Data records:
+---+

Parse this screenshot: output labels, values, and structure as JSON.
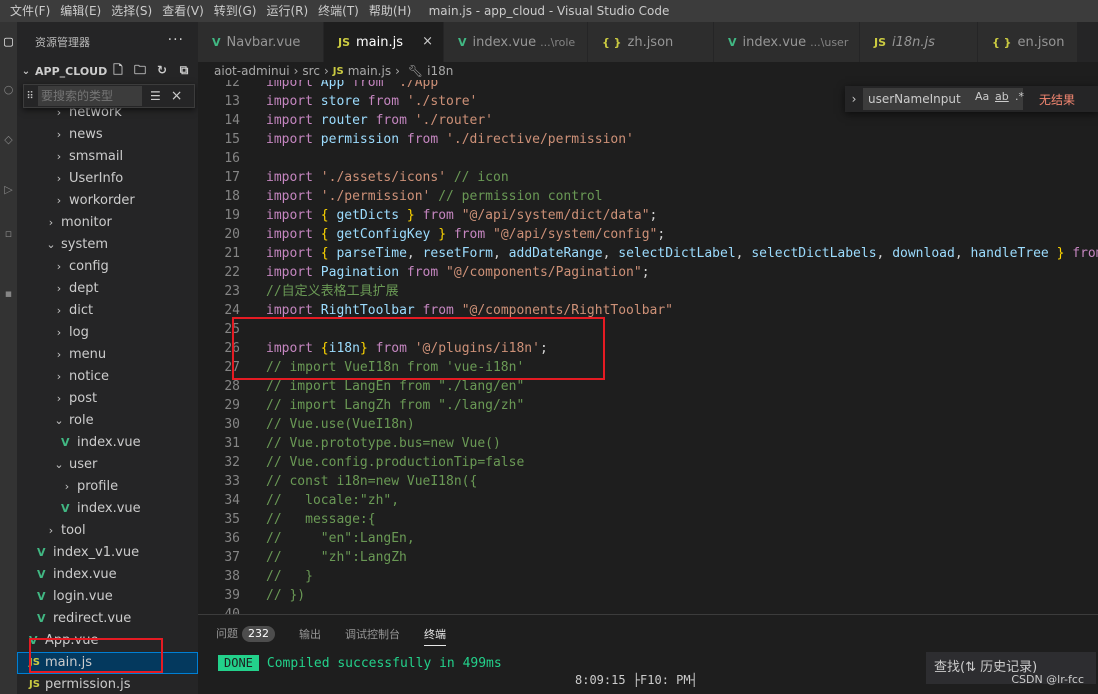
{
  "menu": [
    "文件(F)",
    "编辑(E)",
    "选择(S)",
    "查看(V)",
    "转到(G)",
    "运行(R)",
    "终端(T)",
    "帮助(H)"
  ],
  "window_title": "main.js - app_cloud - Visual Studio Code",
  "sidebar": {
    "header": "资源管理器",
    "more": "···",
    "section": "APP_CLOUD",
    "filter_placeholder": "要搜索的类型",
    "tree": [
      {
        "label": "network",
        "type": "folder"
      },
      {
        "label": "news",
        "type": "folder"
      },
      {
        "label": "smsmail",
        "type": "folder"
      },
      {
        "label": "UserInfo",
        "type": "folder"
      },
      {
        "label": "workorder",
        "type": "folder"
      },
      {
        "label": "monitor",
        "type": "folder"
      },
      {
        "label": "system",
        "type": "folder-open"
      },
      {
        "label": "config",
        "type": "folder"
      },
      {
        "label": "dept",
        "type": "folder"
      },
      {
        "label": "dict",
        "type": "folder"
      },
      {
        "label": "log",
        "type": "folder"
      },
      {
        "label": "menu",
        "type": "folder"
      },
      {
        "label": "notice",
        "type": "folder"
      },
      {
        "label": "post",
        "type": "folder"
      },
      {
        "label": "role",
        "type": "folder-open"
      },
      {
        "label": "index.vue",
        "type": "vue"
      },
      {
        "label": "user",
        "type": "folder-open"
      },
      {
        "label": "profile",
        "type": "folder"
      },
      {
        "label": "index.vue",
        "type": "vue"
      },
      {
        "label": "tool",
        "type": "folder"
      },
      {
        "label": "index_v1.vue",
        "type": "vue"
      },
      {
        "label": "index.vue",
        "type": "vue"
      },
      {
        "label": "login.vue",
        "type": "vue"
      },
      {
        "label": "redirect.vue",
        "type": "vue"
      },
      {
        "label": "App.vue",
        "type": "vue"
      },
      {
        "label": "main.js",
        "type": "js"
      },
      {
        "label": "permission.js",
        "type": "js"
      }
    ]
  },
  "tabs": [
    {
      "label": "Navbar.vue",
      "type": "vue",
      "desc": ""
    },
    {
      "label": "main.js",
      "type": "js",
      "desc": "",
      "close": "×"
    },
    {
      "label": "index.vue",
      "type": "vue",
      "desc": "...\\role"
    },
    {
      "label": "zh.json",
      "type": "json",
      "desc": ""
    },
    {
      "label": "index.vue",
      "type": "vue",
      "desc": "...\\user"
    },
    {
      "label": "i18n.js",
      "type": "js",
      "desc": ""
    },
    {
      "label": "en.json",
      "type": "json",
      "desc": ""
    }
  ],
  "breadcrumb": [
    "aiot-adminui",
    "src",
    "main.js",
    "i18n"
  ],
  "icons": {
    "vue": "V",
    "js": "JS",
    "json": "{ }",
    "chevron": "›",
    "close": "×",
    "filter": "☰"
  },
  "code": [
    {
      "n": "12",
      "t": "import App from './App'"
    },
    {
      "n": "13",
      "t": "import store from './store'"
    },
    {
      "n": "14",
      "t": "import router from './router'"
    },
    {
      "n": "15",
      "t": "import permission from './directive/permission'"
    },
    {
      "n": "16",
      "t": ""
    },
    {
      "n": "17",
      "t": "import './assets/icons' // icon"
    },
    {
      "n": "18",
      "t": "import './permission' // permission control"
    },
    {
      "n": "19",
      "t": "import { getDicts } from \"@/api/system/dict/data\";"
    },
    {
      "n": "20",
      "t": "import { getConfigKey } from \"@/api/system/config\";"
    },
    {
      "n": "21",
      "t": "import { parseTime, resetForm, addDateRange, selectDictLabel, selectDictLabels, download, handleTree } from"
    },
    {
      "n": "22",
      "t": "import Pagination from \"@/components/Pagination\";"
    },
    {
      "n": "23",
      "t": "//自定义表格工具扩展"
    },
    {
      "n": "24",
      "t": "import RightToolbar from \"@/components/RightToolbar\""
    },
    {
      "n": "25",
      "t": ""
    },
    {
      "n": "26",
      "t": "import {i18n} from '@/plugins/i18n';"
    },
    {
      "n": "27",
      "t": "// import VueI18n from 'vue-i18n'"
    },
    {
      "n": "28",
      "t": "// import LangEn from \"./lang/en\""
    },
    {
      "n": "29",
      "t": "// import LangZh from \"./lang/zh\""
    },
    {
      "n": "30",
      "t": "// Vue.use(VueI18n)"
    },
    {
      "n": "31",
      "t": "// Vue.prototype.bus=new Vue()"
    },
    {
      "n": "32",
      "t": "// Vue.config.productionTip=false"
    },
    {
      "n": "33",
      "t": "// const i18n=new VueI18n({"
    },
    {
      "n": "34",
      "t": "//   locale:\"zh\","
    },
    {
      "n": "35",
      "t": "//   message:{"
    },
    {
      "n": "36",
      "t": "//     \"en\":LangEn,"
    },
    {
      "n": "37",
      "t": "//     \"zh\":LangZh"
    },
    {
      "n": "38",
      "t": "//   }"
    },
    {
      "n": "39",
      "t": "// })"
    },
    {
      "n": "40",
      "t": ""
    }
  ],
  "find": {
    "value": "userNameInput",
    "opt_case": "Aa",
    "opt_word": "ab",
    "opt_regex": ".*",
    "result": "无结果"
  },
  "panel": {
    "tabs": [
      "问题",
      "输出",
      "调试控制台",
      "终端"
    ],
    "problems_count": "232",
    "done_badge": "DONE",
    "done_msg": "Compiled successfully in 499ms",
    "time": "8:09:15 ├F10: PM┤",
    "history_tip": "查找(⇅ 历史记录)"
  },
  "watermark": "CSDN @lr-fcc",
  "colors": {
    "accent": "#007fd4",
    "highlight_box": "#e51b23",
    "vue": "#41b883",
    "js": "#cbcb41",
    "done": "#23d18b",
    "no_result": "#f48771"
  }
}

+---+

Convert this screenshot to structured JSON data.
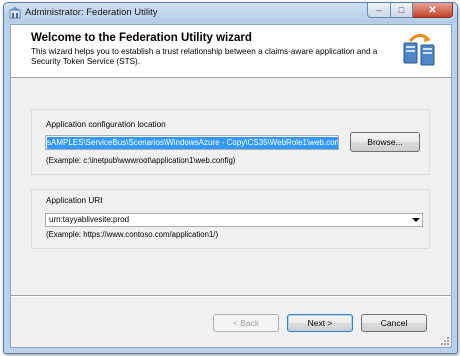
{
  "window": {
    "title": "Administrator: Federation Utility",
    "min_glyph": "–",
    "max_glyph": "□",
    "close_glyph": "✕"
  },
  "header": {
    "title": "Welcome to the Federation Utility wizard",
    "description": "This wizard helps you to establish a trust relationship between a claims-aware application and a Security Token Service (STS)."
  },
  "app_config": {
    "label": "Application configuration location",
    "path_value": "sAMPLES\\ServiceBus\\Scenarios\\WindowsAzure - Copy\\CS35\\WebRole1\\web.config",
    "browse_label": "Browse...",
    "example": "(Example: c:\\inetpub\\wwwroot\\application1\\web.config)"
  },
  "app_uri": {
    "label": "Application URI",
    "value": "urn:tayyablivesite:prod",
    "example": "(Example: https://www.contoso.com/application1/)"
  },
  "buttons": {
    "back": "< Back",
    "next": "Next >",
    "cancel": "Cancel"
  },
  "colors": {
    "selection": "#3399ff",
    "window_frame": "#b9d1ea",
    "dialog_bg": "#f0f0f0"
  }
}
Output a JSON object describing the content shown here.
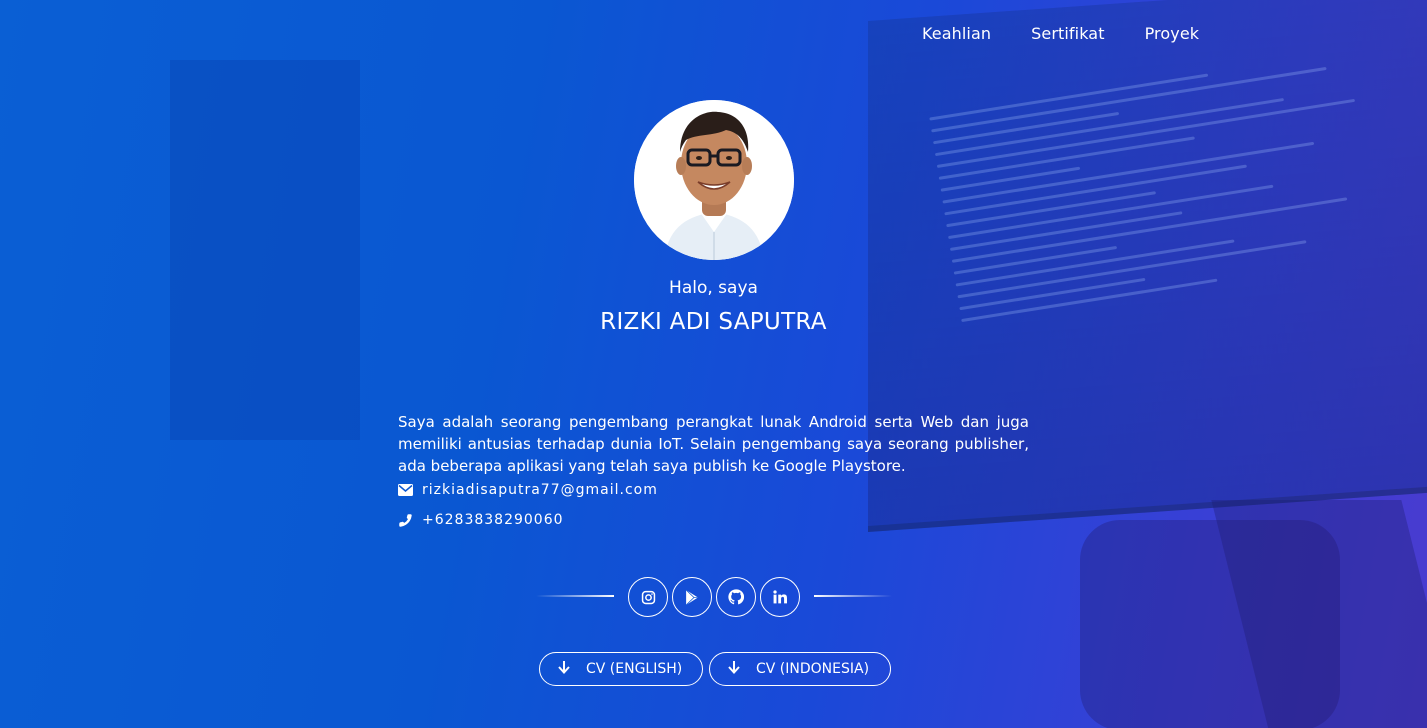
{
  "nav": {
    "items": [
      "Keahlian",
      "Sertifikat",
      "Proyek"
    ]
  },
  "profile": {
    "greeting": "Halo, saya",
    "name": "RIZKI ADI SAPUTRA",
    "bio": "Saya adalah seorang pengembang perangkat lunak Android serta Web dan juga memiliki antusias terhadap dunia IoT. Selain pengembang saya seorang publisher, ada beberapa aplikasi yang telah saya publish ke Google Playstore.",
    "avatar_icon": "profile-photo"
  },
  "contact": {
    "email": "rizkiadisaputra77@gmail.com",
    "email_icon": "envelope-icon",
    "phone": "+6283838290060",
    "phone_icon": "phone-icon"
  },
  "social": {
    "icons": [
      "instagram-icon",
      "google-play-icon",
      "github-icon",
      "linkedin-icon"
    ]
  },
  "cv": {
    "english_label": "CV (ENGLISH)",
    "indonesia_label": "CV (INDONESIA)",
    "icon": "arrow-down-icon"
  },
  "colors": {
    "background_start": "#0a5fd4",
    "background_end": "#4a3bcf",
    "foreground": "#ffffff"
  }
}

+---+

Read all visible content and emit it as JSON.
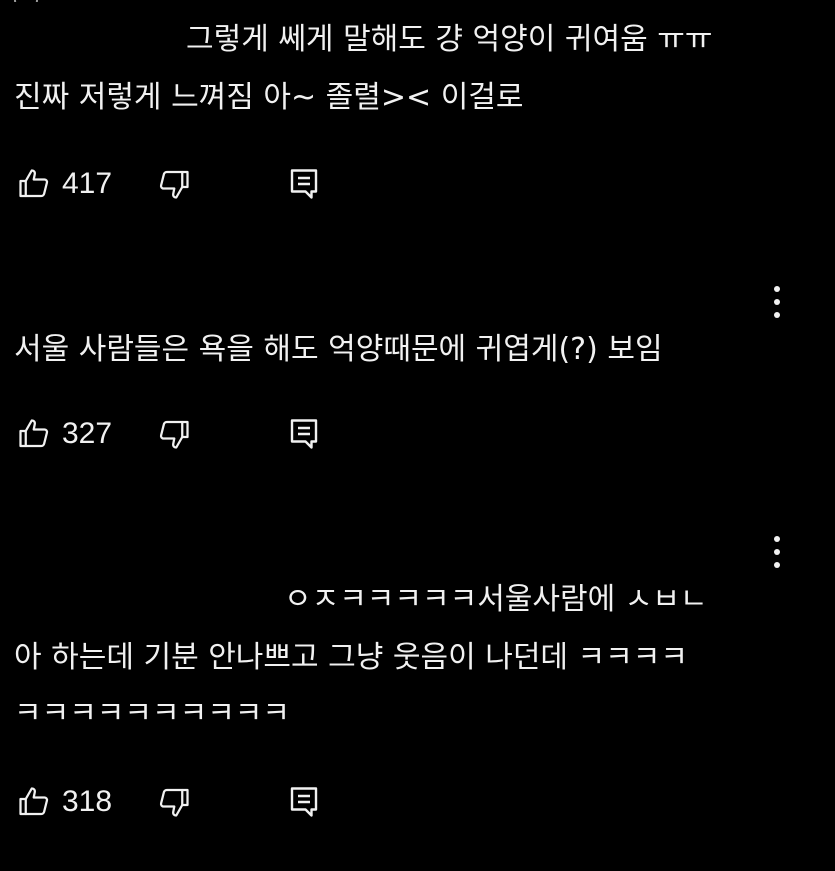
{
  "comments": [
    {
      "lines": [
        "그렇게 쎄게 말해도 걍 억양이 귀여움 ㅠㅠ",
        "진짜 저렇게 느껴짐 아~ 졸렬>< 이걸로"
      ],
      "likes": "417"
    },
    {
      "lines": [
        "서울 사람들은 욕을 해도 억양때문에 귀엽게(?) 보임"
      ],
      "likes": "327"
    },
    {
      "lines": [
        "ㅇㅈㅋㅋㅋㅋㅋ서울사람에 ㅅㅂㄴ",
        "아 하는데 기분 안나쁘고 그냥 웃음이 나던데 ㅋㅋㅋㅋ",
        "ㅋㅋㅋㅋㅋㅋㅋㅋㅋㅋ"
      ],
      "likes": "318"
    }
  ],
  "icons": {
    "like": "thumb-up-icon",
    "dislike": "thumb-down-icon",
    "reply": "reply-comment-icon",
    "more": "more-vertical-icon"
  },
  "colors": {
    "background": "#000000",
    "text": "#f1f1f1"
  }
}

+---+

Prompt → Where does the word "Example" appear in the listing? List each line that holds it.

Expected answer →
    "example": "(Example: c:\\inetpub\\wwwroot\\application1\\web.config)"
    "example": "(Example: https://www.contoso.com/application1/)"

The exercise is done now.